Exercise requirements – Present each line of the entries below that holds the word "Code".

[Extracted records]

-- -- --

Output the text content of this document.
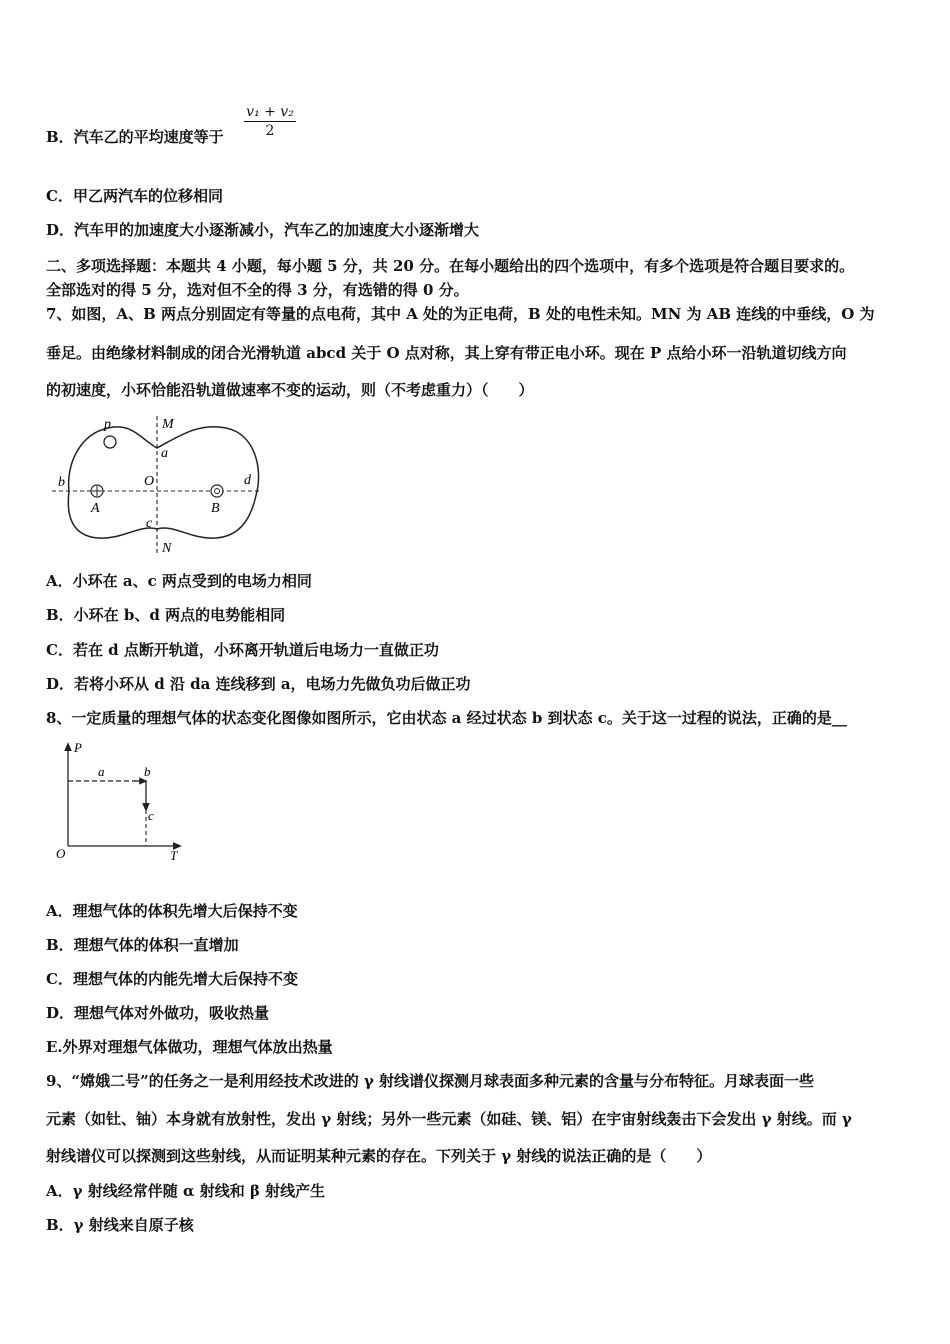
B．汽车乙的平均速度等于 $\frac{\text{v₁ + v₂}}{2}$
C．甲乙两汽车的位移相同
D．汽车甲的加速度大小逐渐减小，汽车乙的加速度大小逐渐增大
二、多项选择题：本题共 4 小题，每小题 5 分，共 20 分。在每小题给出的四个选项中，有多个选项是符合题目要求的。
全部选对的得 5 分，选对但不全的得 3 分，有选错的得 0 分。
7、如图，A、B 两点分别固定有等量的点电荷，其中 A 处的为正电荷，B 处的电性未知。MN 为 AB 连线的中垂线，O 为
垂足。由绝缘材料制成的闭合光滑轨道 abcd 关于 O 点对称，其上穿有带正电小环。现在 P 点给小环一沿轨道切线方向
的初速度，小环恰能沿轨道做速率不变的运动，则（不考虑重力）（　　）
p	M
a
b	O	d
A	B
c
N
A．小环在 a、c 两点受到的电场力相同
B．小环在 b、d 两点的电势能相同
C．若在 d 点断开轨道，小环离开轨道后电场力一直做正功
D．若将小环从 d 沿 da 连线移到 a，电场力先做负功后做正功
8、一定质量的理想气体的状态变化图像如图所示，它由状态 a 经过状态 b 到状态 c。关于这一过程的说法，正确的是__
P
a	b
c
O	T
A．理想气体的体积先增大后保持不变
B．理想气体的体积一直增加
C．理想气体的内能先增大后保持不变
D．理想气体对外做功，吸收热量
E.外界对理想气体做功，理想气体放出热量
9、“嫦娥二号”的任务之一是利用经技术改进的 γ 射线谱仪探测月球表面多种元素的含量与分布特征。月球表面一些
元素（如钍、铀）本身就有放射性，发出 γ 射线；另外一些元素（如硅、镁、铝）在宇宙射线轰击下会发出 γ 射线。而 γ
射线谱仪可以探测到这些射线，从而证明某种元素的存在。下列关于 γ 射线的说法正确的是（　　）
A．γ 射线经常伴随 α 射线和 β 射线产生
B．γ 射线来自原子核
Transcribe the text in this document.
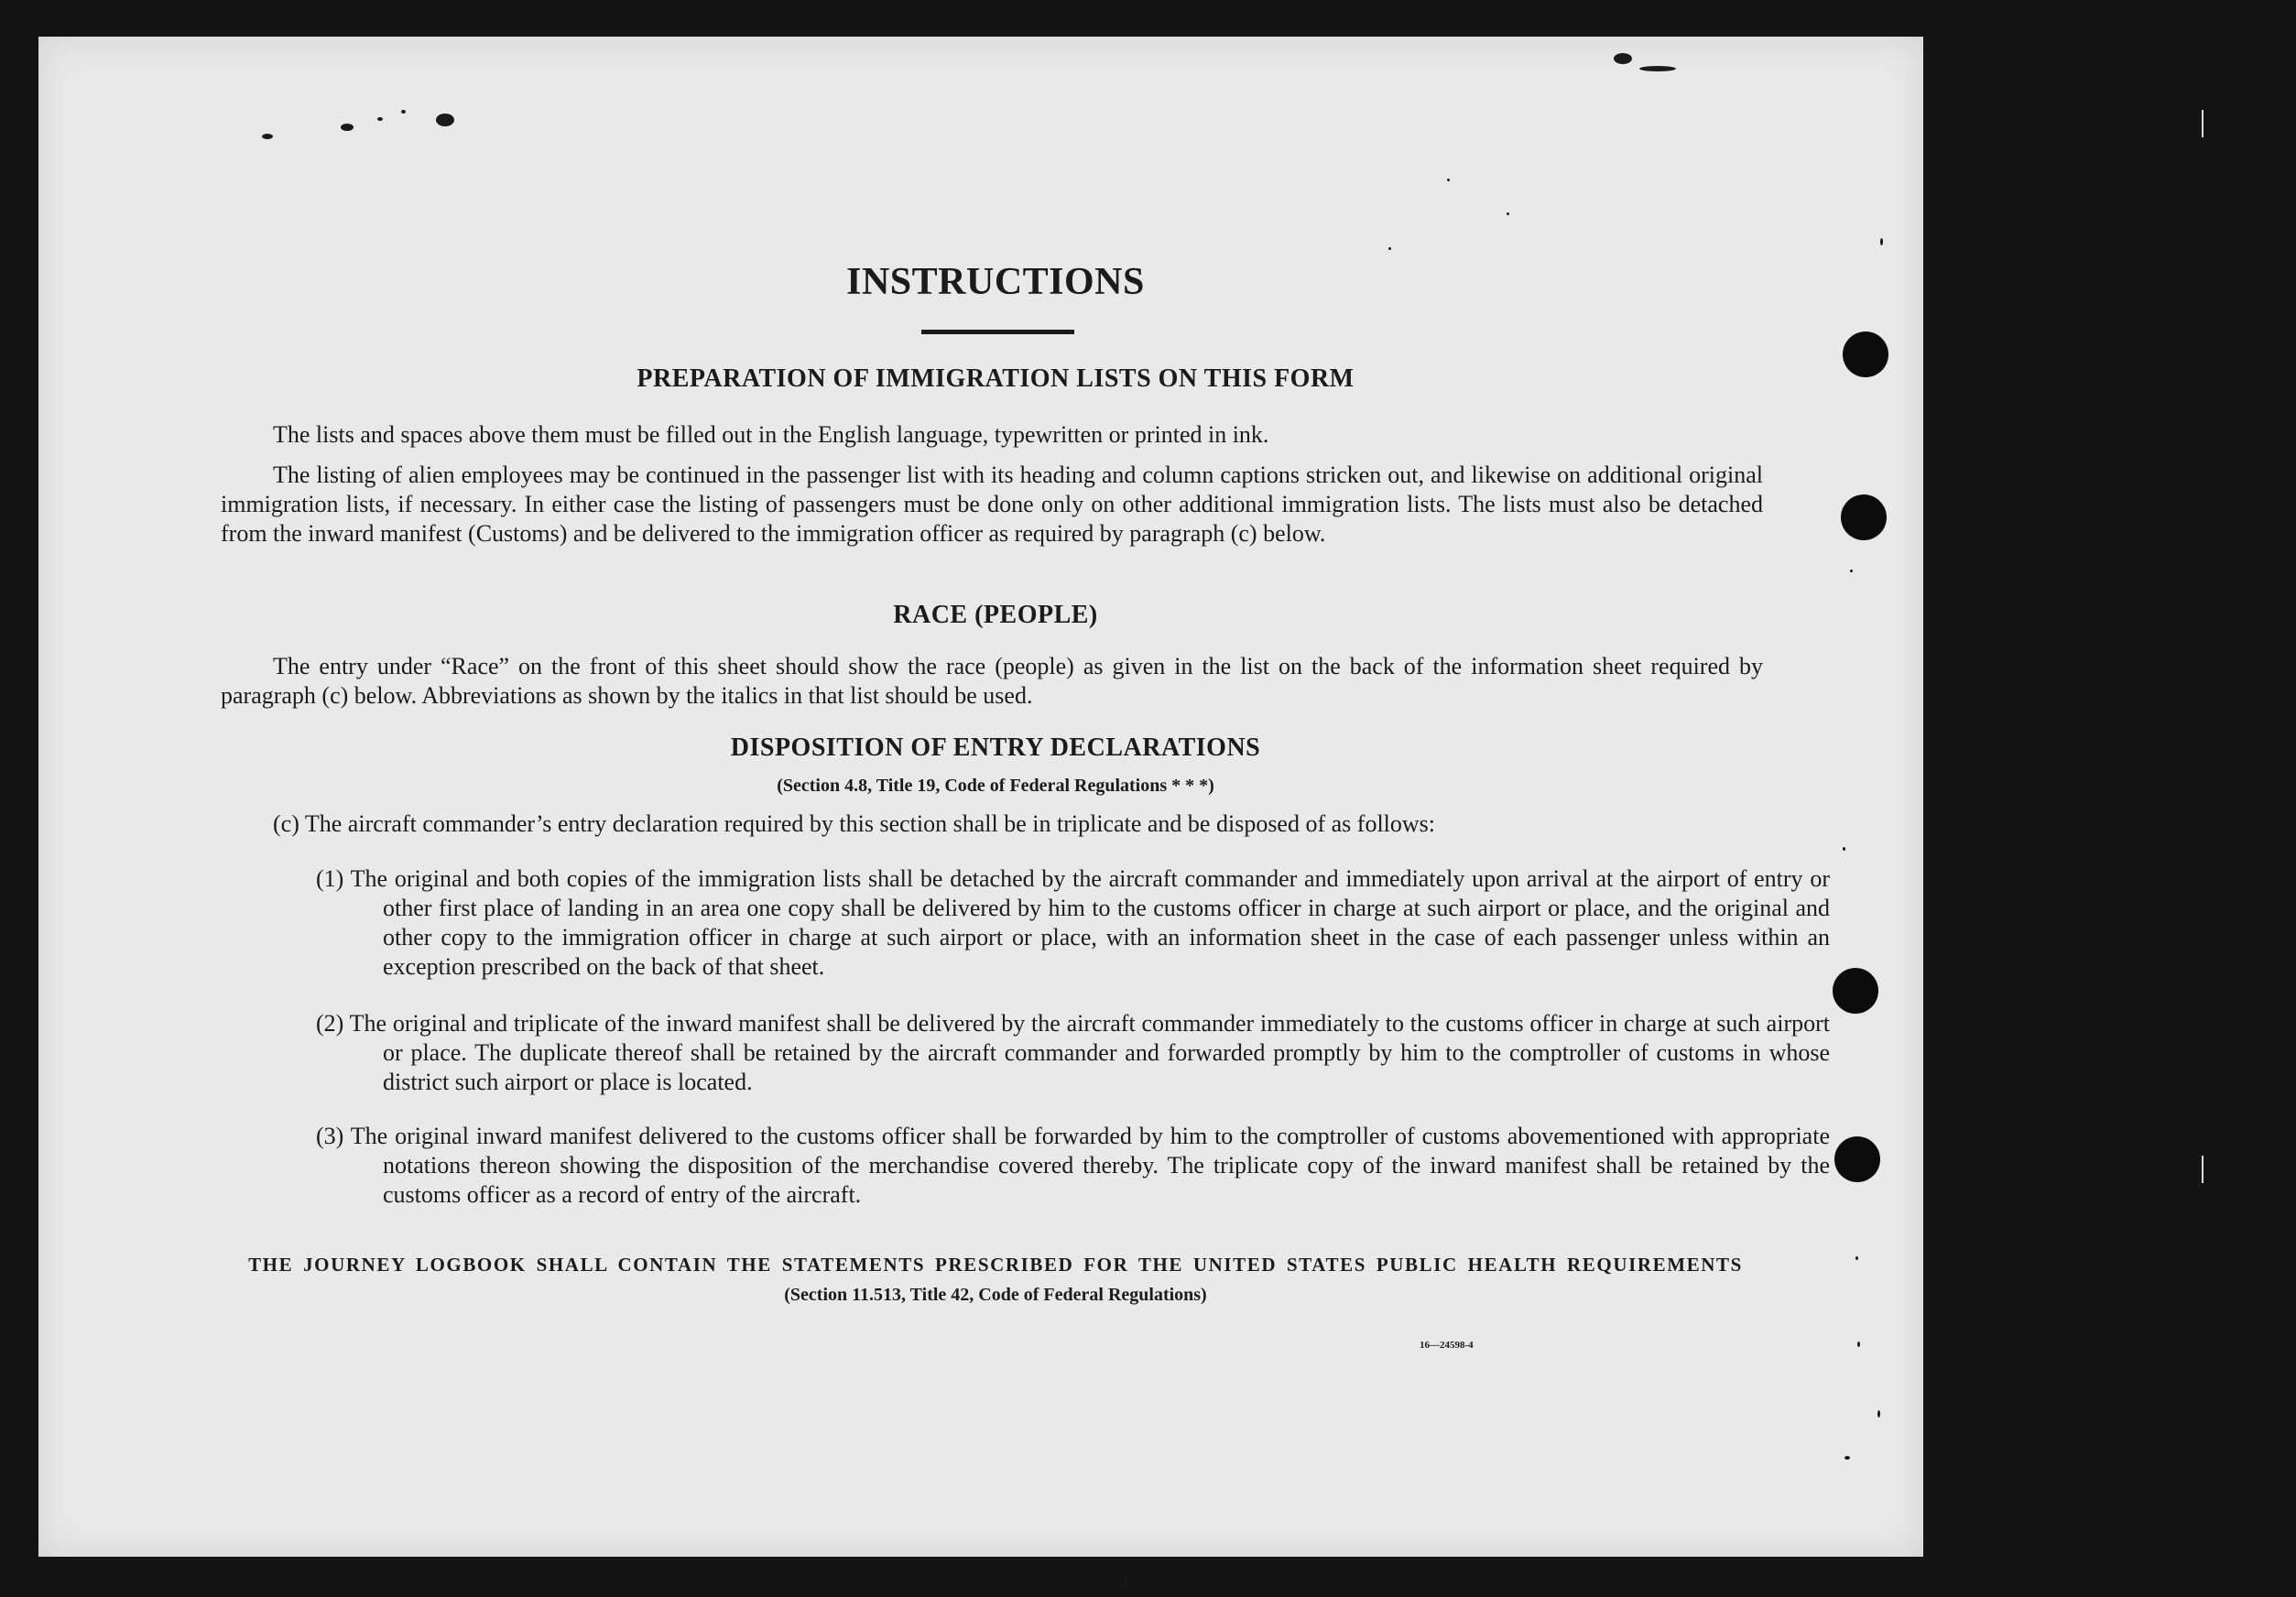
INSTRUCTIONS
PREPARATION OF IMMIGRATION LISTS ON THIS FORM
The lists and spaces above them must be filled out in the English language, typewritten or printed in ink.
The listing of alien employees may be continued in the passenger list with its heading and column captions stricken out, and likewise on additional original immigration lists, if necessary. In either case the listing of passengers must be done only on other additional immigration lists. The lists must also be detached from the inward manifest (Customs) and be delivered to the immigration officer as required by paragraph (c) below.
RACE (PEOPLE)
The entry under “Race” on the front of this sheet should show the race (people) as given in the list on the back of the information sheet required by paragraph (c) below. Abbreviations as shown by the italics in that list should be used.
DISPOSITION OF ENTRY DECLARATIONS
(Section 4.8, Title 19, Code of Federal Regulations * * *)
(c) The aircraft commander’s entry declaration required by this section shall be in triplicate and be disposed of as follows:
(1) The original and both copies of the immigration lists shall be detached by the aircraft commander and immediately upon arrival at the airport of entry or other first place of landing in an area one copy shall be delivered by him to the customs officer in charge at such airport or place, and the original and other copy to the immigration officer in charge at such airport or place, with an information sheet in the case of each passenger unless within an exception prescribed on the back of that sheet.
(2) The original and triplicate of the inward manifest shall be delivered by the aircraft commander immediately to the customs officer in charge at such airport or place. The duplicate thereof shall be retained by the aircraft commander and forwarded promptly by him to the comptroller of customs in whose district such airport or place is located.
(3) The original inward manifest delivered to the customs officer shall be forwarded by him to the comptroller of customs abovementioned with appropriate notations thereon showing the disposition of the merchandise covered thereby. The triplicate copy of the inward manifest shall be retained by the customs officer as a record of entry of the aircraft.
THE JOURNEY LOGBOOK SHALL CONTAIN THE STATEMENTS PRESCRIBED FOR THE UNITED STATES PUBLIC HEALTH REQUIREMENTS
(Section 11.513, Title 42, Code of Federal Regulations)
16—24598-4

-- -- --

Final answer –
(Section 4.8, Title 19, Code of Federal Regulations * * *)
(Section 11.513, Title 42, Code of Federal Regulations)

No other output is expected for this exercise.